> **Instruction**
Spot each line in the records below where the word "JSON" occurs, then copy it.

--- Begin ---

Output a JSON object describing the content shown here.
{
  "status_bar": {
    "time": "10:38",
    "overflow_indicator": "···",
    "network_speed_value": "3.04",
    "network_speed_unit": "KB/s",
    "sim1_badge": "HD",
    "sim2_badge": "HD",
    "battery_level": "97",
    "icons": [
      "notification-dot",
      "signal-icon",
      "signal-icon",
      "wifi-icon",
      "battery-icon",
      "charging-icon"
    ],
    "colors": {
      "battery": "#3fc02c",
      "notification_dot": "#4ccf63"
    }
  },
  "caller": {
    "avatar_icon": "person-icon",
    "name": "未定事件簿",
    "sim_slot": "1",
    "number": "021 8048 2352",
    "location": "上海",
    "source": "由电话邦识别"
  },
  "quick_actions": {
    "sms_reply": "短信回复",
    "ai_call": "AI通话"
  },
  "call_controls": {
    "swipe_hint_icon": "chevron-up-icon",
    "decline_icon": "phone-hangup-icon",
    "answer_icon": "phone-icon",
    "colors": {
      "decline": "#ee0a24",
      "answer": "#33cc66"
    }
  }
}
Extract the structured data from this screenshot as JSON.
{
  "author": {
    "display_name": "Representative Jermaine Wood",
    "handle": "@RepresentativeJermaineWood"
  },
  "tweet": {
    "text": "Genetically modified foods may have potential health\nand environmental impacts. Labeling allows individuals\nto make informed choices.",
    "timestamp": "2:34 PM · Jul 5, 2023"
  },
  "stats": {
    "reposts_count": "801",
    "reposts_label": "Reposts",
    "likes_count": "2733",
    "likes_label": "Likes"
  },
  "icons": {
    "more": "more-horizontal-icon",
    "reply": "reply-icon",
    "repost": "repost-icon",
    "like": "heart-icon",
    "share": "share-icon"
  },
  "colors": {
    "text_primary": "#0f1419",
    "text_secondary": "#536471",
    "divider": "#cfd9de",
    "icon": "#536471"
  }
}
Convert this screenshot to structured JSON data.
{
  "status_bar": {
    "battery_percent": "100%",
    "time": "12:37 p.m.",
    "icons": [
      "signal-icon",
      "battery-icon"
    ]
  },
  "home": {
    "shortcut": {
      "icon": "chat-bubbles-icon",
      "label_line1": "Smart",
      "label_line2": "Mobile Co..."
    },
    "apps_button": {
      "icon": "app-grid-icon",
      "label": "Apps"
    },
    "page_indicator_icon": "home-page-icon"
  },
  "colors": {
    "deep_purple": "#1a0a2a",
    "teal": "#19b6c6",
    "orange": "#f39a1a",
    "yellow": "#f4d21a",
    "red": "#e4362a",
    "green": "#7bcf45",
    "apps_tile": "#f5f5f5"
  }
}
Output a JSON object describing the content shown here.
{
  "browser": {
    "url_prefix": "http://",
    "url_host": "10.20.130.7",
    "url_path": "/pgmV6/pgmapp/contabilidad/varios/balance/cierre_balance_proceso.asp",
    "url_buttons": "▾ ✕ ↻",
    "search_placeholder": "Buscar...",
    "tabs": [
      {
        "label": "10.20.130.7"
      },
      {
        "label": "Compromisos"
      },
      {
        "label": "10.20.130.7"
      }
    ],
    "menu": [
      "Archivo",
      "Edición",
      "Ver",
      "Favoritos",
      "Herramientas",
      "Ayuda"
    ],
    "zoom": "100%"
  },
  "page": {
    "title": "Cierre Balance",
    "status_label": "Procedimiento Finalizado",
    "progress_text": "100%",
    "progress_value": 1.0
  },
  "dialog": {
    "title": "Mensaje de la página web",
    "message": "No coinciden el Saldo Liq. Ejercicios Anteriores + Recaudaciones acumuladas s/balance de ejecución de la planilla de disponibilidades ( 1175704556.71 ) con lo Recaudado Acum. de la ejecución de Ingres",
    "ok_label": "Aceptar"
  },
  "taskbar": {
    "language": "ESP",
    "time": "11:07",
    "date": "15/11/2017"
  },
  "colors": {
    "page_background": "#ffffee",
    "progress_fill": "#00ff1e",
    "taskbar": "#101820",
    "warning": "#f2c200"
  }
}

--- End ---

> **Response**
Output a JSON object describing the content shown here.
Extract the structured data from this screenshot as JSON.
Convert this screenshot to structured JSON data.
Output a JSON object describing the content shown here.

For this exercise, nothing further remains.